Recorded data:
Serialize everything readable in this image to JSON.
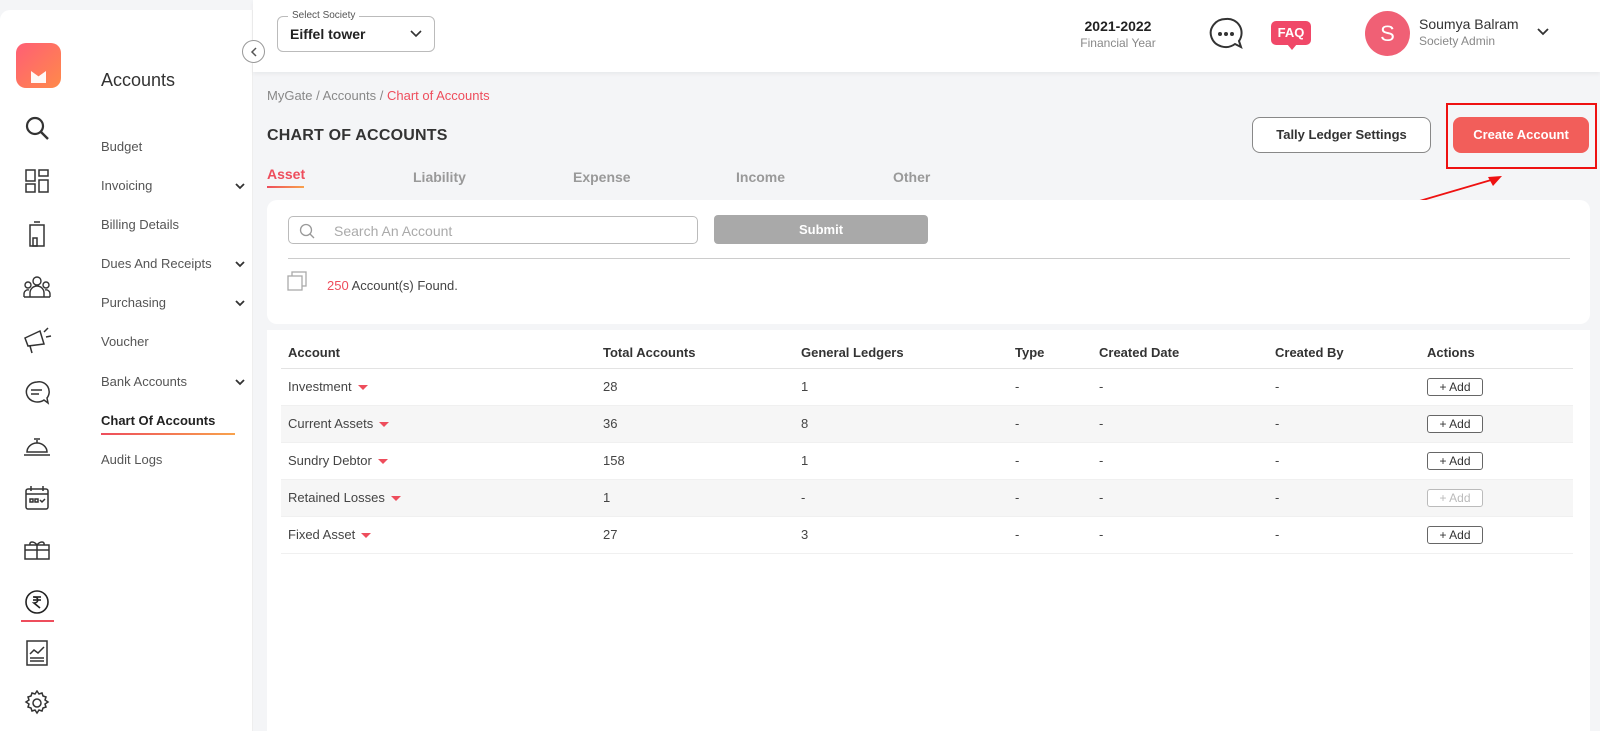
{
  "colors": {
    "accent": "#ee4d5c",
    "primary_button": "#f25e5a",
    "submit_button": "#a9a9a9",
    "annotation": "#e11111"
  },
  "rail": {
    "icons": [
      "search-icon",
      "dashboard-icon",
      "building-icon",
      "users-icon",
      "megaphone-icon",
      "chat-bubble-icon",
      "reception-bell-icon",
      "calendar-icon",
      "gift-icon",
      "rupee-icon",
      "report-icon",
      "gear-icon"
    ],
    "active": "rupee-icon"
  },
  "submenu": {
    "title": "Accounts",
    "items": [
      {
        "label": "Budget",
        "has_chevron": false
      },
      {
        "label": "Invoicing",
        "has_chevron": true
      },
      {
        "label": "Billing Details",
        "has_chevron": false
      },
      {
        "label": "Dues And Receipts",
        "has_chevron": true
      },
      {
        "label": "Purchasing",
        "has_chevron": true
      },
      {
        "label": "Voucher",
        "has_chevron": false
      },
      {
        "label": "Bank Accounts",
        "has_chevron": true
      },
      {
        "label": "Chart Of Accounts",
        "has_chevron": false,
        "active": true
      },
      {
        "label": "Audit Logs",
        "has_chevron": false
      }
    ]
  },
  "header": {
    "society_label": "Select Society",
    "society_value": "Eiffel tower",
    "financial_year": "2021-2022",
    "financial_year_label": "Financial Year",
    "faq_label": "FAQ",
    "user_initial": "S",
    "user_name": "Soumya Balram",
    "user_role": "Society Admin"
  },
  "breadcrumb": {
    "parts": [
      "MyGate",
      "Accounts"
    ],
    "current": "Chart of Accounts",
    "sep": " / "
  },
  "page_title": "CHART OF ACCOUNTS",
  "buttons": {
    "tally": "Tally Ledger Settings",
    "create": "Create Account",
    "submit": "Submit"
  },
  "tabs": [
    {
      "label": "Asset",
      "active": true
    },
    {
      "label": "Liability"
    },
    {
      "label": "Expense"
    },
    {
      "label": "Income"
    },
    {
      "label": "Other"
    }
  ],
  "search": {
    "placeholder": "Search An Account",
    "value": ""
  },
  "result": {
    "count": "250",
    "suffix": " Account(s) Found."
  },
  "table": {
    "headers": [
      "Account",
      "Total Accounts",
      "General Ledgers",
      "Type",
      "Created Date",
      "Created By",
      "Actions"
    ],
    "rows": [
      {
        "account": "Investment",
        "total": "28",
        "ledgers": "1",
        "type": "-",
        "created_date": "-",
        "created_by": "-",
        "action": "+ Add",
        "action_enabled": true
      },
      {
        "account": "Current Assets",
        "total": "36",
        "ledgers": "8",
        "type": "-",
        "created_date": "-",
        "created_by": "-",
        "action": "+ Add",
        "action_enabled": true
      },
      {
        "account": "Sundry Debtor",
        "total": "158",
        "ledgers": "1",
        "type": "-",
        "created_date": "-",
        "created_by": "-",
        "action": "+ Add",
        "action_enabled": true
      },
      {
        "account": "Retained Losses",
        "total": "1",
        "ledgers": "-",
        "type": "-",
        "created_date": "-",
        "created_by": "-",
        "action": "+ Add",
        "action_enabled": false
      },
      {
        "account": "Fixed Asset",
        "total": "27",
        "ledgers": "3",
        "type": "-",
        "created_date": "-",
        "created_by": "-",
        "action": "+ Add",
        "action_enabled": true
      }
    ]
  }
}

Objective: Write out the material above once more, exactly as it reads, with no pictures.

Full solution:
Serialize everything readable in this image to JSON.
{
  "colors": {
    "accent": "#ee4d5c",
    "primary_button": "#f25e5a",
    "submit_button": "#a9a9a9",
    "annotation": "#e11111"
  },
  "rail": {
    "icons": [
      "search-icon",
      "dashboard-icon",
      "building-icon",
      "users-icon",
      "megaphone-icon",
      "chat-bubble-icon",
      "reception-bell-icon",
      "calendar-icon",
      "gift-icon",
      "rupee-icon",
      "report-icon",
      "gear-icon"
    ],
    "active": "rupee-icon"
  },
  "submenu": {
    "title": "Accounts",
    "items": [
      {
        "label": "Budget",
        "has_chevron": false
      },
      {
        "label": "Invoicing",
        "has_chevron": true
      },
      {
        "label": "Billing Details",
        "has_chevron": false
      },
      {
        "label": "Dues And Receipts",
        "has_chevron": true
      },
      {
        "label": "Purchasing",
        "has_chevron": true
      },
      {
        "label": "Voucher",
        "has_chevron": false
      },
      {
        "label": "Bank Accounts",
        "has_chevron": true
      },
      {
        "label": "Chart Of Accounts",
        "has_chevron": false,
        "active": true
      },
      {
        "label": "Audit Logs",
        "has_chevron": false
      }
    ]
  },
  "header": {
    "society_label": "Select Society",
    "society_value": "Eiffel tower",
    "financial_year": "2021-2022",
    "financial_year_label": "Financial Year",
    "faq_label": "FAQ",
    "user_initial": "S",
    "user_name": "Soumya Balram",
    "user_role": "Society Admin"
  },
  "breadcrumb": {
    "parts": [
      "MyGate",
      "Accounts"
    ],
    "current": "Chart of Accounts",
    "sep": " / "
  },
  "page_title": "CHART OF ACCOUNTS",
  "buttons": {
    "tally": "Tally Ledger Settings",
    "create": "Create Account",
    "submit": "Submit"
  },
  "tabs": [
    {
      "label": "Asset",
      "active": true
    },
    {
      "label": "Liability"
    },
    {
      "label": "Expense"
    },
    {
      "label": "Income"
    },
    {
      "label": "Other"
    }
  ],
  "search": {
    "placeholder": "Search An Account",
    "value": ""
  },
  "result": {
    "count": "250",
    "suffix": " Account(s) Found."
  },
  "table": {
    "headers": [
      "Account",
      "Total Accounts",
      "General Ledgers",
      "Type",
      "Created Date",
      "Created By",
      "Actions"
    ],
    "rows": [
      {
        "account": "Investment",
        "total": "28",
        "ledgers": "1",
        "type": "-",
        "created_date": "-",
        "created_by": "-",
        "action": "+ Add",
        "action_enabled": true
      },
      {
        "account": "Current Assets",
        "total": "36",
        "ledgers": "8",
        "type": "-",
        "created_date": "-",
        "created_by": "-",
        "action": "+ Add",
        "action_enabled": true
      },
      {
        "account": "Sundry Debtor",
        "total": "158",
        "ledgers": "1",
        "type": "-",
        "created_date": "-",
        "created_by": "-",
        "action": "+ Add",
        "action_enabled": true
      },
      {
        "account": "Retained Losses",
        "total": "1",
        "ledgers": "-",
        "type": "-",
        "created_date": "-",
        "created_by": "-",
        "action": "+ Add",
        "action_enabled": false
      },
      {
        "account": "Fixed Asset",
        "total": "27",
        "ledgers": "3",
        "type": "-",
        "created_date": "-",
        "created_by": "-",
        "action": "+ Add",
        "action_enabled": true
      }
    ]
  }
}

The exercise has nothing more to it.